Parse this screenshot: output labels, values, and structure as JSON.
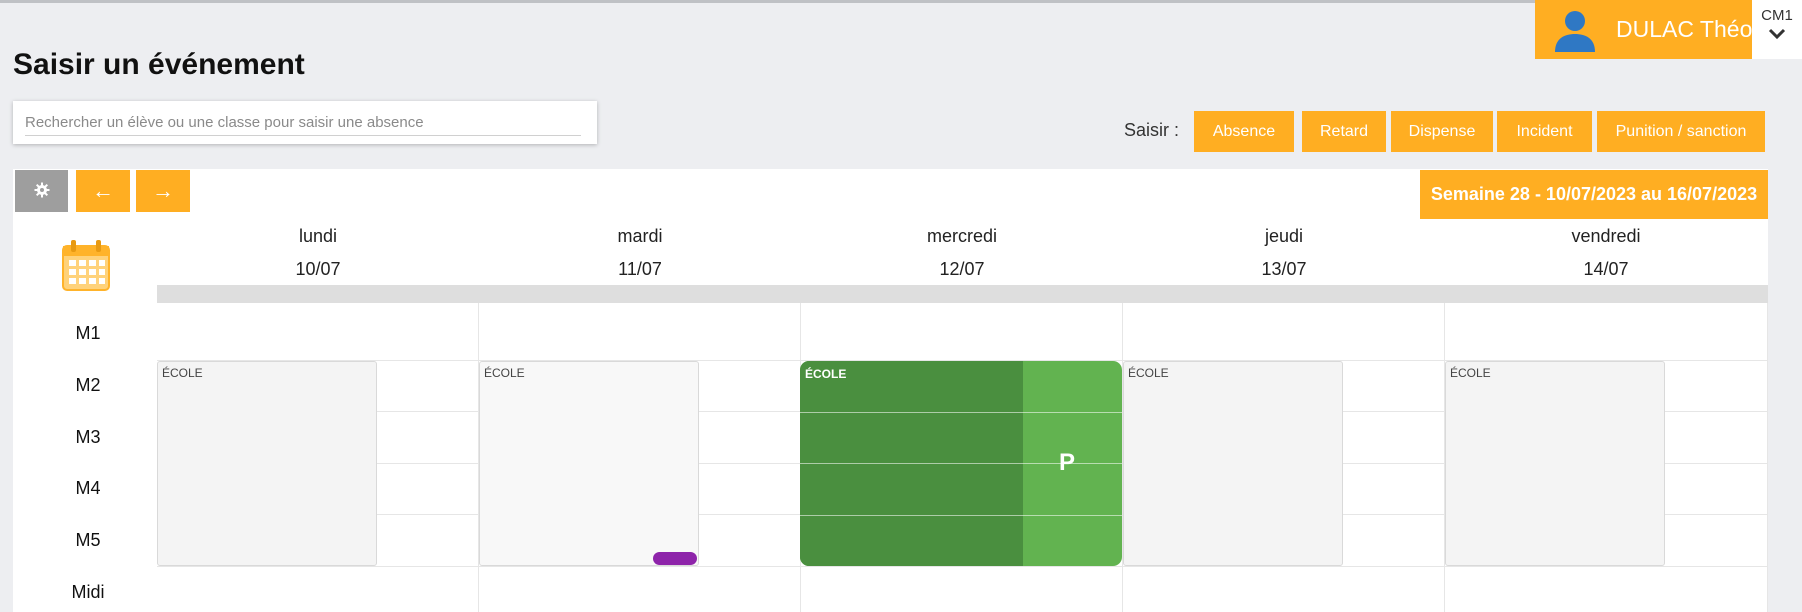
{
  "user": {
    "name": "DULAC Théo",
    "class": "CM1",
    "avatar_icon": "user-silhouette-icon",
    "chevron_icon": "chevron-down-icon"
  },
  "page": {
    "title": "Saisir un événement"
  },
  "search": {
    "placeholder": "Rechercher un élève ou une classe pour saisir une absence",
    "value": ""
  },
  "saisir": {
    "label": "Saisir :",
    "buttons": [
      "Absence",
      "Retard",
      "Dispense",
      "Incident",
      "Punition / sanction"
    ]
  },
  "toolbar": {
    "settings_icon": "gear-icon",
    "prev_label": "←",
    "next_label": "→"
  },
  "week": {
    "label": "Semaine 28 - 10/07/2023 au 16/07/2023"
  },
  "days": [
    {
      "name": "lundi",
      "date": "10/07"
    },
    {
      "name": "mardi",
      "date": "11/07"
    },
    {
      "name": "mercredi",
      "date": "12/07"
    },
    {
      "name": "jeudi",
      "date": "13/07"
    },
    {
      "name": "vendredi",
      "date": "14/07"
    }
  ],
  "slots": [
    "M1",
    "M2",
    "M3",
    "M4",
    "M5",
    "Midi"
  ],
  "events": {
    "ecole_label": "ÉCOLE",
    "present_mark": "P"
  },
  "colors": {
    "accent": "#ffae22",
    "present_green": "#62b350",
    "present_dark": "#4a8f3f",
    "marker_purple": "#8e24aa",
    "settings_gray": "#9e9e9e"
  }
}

Direction: Gather every line from the listing above in which the word "user" appears.

Task result:
  "user": {
    "avatar_icon": "user-silhouette-icon",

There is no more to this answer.